_PROBLEM TO WORK ON_
Transcribe all of the records precisely as they are presented.

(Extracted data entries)
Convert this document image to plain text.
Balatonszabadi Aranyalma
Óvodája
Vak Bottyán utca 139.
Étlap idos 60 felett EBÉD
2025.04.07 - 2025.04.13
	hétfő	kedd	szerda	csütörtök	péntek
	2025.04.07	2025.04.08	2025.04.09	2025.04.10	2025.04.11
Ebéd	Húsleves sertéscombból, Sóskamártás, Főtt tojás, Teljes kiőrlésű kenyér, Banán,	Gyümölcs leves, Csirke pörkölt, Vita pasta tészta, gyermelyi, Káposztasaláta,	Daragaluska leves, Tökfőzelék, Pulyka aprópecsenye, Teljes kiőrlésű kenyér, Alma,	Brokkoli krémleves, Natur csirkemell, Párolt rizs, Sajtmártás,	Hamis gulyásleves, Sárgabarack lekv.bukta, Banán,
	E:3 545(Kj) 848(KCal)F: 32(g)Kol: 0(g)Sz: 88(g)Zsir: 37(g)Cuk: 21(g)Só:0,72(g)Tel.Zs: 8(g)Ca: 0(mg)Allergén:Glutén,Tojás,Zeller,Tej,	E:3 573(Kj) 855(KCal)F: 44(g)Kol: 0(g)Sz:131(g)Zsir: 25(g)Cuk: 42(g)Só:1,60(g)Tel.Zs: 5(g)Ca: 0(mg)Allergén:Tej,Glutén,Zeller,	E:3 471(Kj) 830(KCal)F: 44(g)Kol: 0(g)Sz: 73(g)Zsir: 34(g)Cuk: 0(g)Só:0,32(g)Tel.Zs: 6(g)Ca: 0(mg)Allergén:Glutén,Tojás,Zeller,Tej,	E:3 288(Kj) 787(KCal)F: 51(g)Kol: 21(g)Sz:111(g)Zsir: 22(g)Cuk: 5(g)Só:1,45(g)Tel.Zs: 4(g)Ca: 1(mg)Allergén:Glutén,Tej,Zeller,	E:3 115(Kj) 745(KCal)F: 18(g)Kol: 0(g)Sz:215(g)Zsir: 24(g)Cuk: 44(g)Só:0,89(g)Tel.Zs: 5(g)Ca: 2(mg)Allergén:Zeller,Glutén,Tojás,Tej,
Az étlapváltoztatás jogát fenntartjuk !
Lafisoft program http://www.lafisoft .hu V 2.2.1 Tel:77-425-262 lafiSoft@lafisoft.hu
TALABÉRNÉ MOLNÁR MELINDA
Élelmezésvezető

_SOLUTION FOR THIS TASK_
Convert this document image to plain text.
Balatonszabadi Aranyalma
Óvodája
Vak Bottyán utca 139.
Étlap idos 60 felett EBÉD
2025.04.07 - 2025.04.13
	hétfő	kedd	szerda	csütörtök	péntek
	2025.04.07	2025.04.08	2025.04.09	2025.04.10	2025.04.11
Ebéd	Húsleves sertéscombból, Sóskamártás, Főtt tojás, Teljes kiőrlésű kenyér, Banán,	Gyümölcs leves, Csirke pörkölt, Vita pasta tészta, gyermelyi, Káposztasaláta,	Daragaluska leves, Tökfőzelék, Pulyka aprópecsenye, Teljes kiőrlésű kenyér, Alma,	Brokkoli krémleves, Natur csirkemell, Párolt rizs, Sajtmártás,	Hamis gulyásleves, Sárgabarack lekv.bukta, Banán,
	E:3 545(Kj) 848(KCal)F: 32(g)Kol: 0(g)Sz: 88(g)Zsir: 37(g)Cuk: 21(g)Só:0,72(g)Tel.Zs: 8(g)Ca: 0(mg)Allergén:Glutén,Tojás,Zeller,Tej,	E:3 573(Kj) 855(KCal)F: 44(g)Kol: 0(g)Sz:131(g)Zsir: 25(g)Cuk: 42(g)Só:1,60(g)Tel.Zs: 5(g)Ca: 0(mg)Allergén:Tej,Glutén,Zeller,	E:3 471(Kj) 830(KCal)F: 44(g)Kol: 0(g)Sz: 73(g)Zsir: 34(g)Cuk: 0(g)Só:0,32(g)Tel.Zs: 6(g)Ca: 0(mg)Allergén:Glutén,Tojás,Zeller,Tej,	E:3 288(Kj) 787(KCal)F: 51(g)Kol: 21(g)Sz:111(g)Zsir: 22(g)Cuk: 5(g)Só:1,45(g)Tel.Zs: 4(g)Ca: 1(mg)Allergén:Glutén,Tej,Zeller,	E:3 115(Kj) 745(KCal)F: 18(g)Kol: 0(g)Sz:215(g)Zsir: 24(g)Cuk: 44(g)Só:0,89(g)Tel.Zs: 5(g)Ca: 2(mg)Allergén:Zeller,Glutén,Tojás,Tej,
Az étlapváltoztatás jogát fenntartjuk !
Lafisoft program http://www.lafisoft .hu V 2.2.1 Tel:77-425-262 lafiSoft@lafisoft.hu
TALABÉRNÉ MOLNÁR MELINDA
Élelmezésvezető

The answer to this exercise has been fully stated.